======== Provided information ========

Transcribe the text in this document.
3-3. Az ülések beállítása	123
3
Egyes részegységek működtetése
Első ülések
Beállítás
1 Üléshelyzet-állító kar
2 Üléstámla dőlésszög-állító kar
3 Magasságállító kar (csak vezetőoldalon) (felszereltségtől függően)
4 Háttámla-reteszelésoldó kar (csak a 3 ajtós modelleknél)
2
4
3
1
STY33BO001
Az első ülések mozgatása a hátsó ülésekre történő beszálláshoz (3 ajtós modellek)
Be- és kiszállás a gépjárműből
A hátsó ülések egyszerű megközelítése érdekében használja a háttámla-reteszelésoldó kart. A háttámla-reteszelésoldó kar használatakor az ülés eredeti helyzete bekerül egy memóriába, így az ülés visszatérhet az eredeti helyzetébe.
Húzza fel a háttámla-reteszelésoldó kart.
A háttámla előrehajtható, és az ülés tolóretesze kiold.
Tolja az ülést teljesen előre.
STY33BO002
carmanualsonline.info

========

> _Directions_
Using the entries above, please restate each one word for word.

> _Written response_
Transcribe the text in this document.
3-3. Az ülések beállítása	123
3
Egyes részegységek működtetése
Első ülések
Beállítás
1 Üléshelyzet-állító kar
2 Üléstámla dőlésszög-állító kar
3 Magasságállító kar (csak vezetőoldalon) (felszereltségtől függően)
4 Háttámla-reteszelésoldó kar (csak a 3 ajtós modelleknél)
2
4
3
1
STY33BO001
Az első ülések mozgatása a hátsó ülésekre történő beszálláshoz (3 ajtós modellek)
Be- és kiszállás a gépjárműből
A hátsó ülések egyszerű megközelítése érdekében használja a háttámla-reteszelésoldó kart. A háttámla-reteszelésoldó kar használatakor az ülés eredeti helyzete bekerül egy memóriába, így az ülés visszatérhet az eredeti helyzetébe.
Húzza fel a háttámla-reteszelésoldó kart.
A háttámla előrehajtható, és az ülés tolóretesze kiold.
Tolja az ülést teljesen előre.
STY33BO002
carmanualsonline.info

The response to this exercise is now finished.